• _SET TASK_: Skip any picture you find and retype all the remaining lines exactly.

• _INPUT MATERIAL_:

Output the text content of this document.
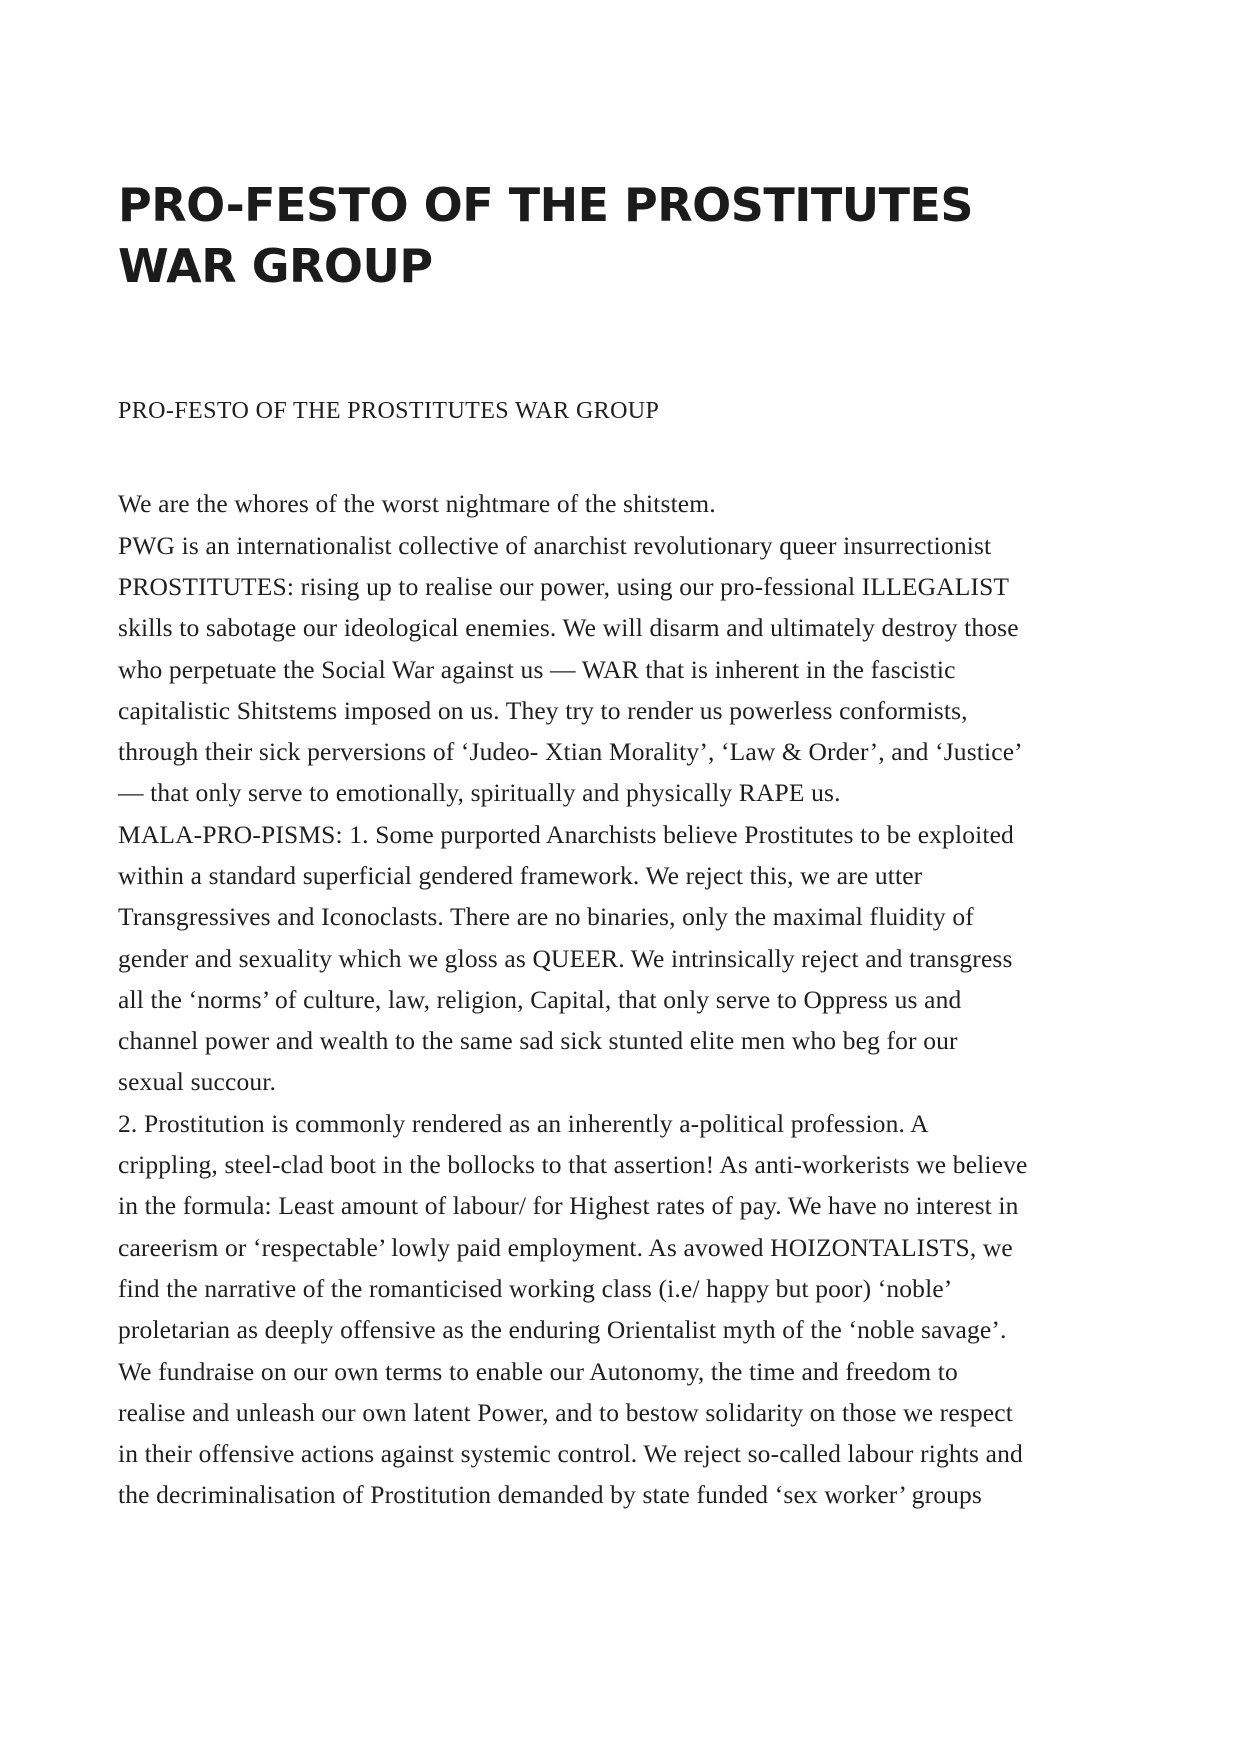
PRO-FESTO OF THE PROSTITUTES WAR GROUP

PRO-FESTO OF THE PROSTITUTES WAR GROUP

We are the whores of the worst nightmare of the shitstem.

PWG is an internationalist collective of anarchist revolutionary queer insurrectionist PROSTITUTES: rising up to realise our power, using our pro-fessional ILLEGALIST skills to sabotage our ideological enemies. We will disarm and ultimately destroy those who perpetuate the Social War against us — WAR that is inherent in the fascistic capitalistic Shitstems imposed on us. They try to render us powerless conformists, through their sick perversions of ‘Judeo- Xtian Morality’, ‘Law & Order’, and ‘Justice’ — that only serve to emotionally, spiritually and physically RAPE us.

MALA-PRO-PISMS: 1. Some purported Anarchists believe Prostitutes to be exploited within a standard superficial gendered framework. We reject this, we are utter Transgressives and Iconoclasts. There are no binaries, only the maximal fluidity of gender and sexuality which we gloss as QUEER. We intrinsically reject and transgress all the ‘norms’ of culture, law, religion, Capital, that only serve to Oppress us and channel power and wealth to the same sad sick stunted elite men who beg for our sexual succour.

2. Prostitution is commonly rendered as an inherently a-political profession. A crippling, steel-clad boot in the bollocks to that assertion! As anti-workerists we believe in the formula: Least amount of labour/ for Highest rates of pay. We have no interest in careerism or ‘respectable’ lowly paid employment. As avowed HOIZONTALISTS, we find the narrative of the romanticised working class (i.e/ happy but poor) ‘noble’ proletarian as deeply offensive as the enduring Orientalist myth of the ‘noble savage’. We fundraise on our own terms to enable our Autonomy, the time and freedom to realise and unleash our own latent Power, and to bestow solidarity on those we respect in their offensive actions against systemic control. We reject so-called labour rights and the decriminalisation of Prostitution demanded by state funded ‘sex worker’ groups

• _ANSWER TO THE TASK_:
Output the text content of this document.
PRO-FESTO OF THE PROSTITUTES WAR GROUP

PRO-FESTO OF THE PROSTITUTES WAR GROUP

We are the whores of the worst nightmare of the shitstem.

PWG is an internationalist collective of anarchist revolutionary queer insurrectionist PROSTITUTES: rising up to realise our power, using our pro-fessional ILLEGALIST skills to sabotage our ideological enemies. We will disarm and ultimately destroy those who perpetuate the Social War against us — WAR that is inherent in the fascistic capitalistic Shitstems imposed on us. They try to render us powerless conformists, through their sick perversions of ‘Judeo- Xtian Morality’, ‘Law & Order’, and ‘Justice’ — that only serve to emotionally, spiritually and physically RAPE us.

MALA-PRO-PISMS: 1. Some purported Anarchists believe Prostitutes to be exploited within a standard superficial gendered framework. We reject this, we are utter Transgressives and Iconoclasts. There are no binaries, only the maximal fluidity of gender and sexuality which we gloss as QUEER. We intrinsically reject and transgress all the ‘norms’ of culture, law, religion, Capital, that only serve to Oppress us and channel power and wealth to the same sad sick stunted elite men who beg for our sexual succour.

2. Prostitution is commonly rendered as an inherently a-political profession. A crippling, steel-clad boot in the bollocks to that assertion! As anti-workerists we believe in the formula: Least amount of labour/ for Highest rates of pay. We have no interest in careerism or ‘respectable’ lowly paid employment. As avowed HOIZONTALISTS, we find the narrative of the romanticised working class (i.e/ happy but poor) ‘noble’ proletarian as deeply offensive as the enduring Orientalist myth of the ‘noble savage’. We fundraise on our own terms to enable our Autonomy, the time and freedom to realise and unleash our own latent Power, and to bestow solidarity on those we respect in their offensive actions against systemic control. We reject so-called labour rights and the decriminalisation of Prostitution demanded by state funded ‘sex worker’ groups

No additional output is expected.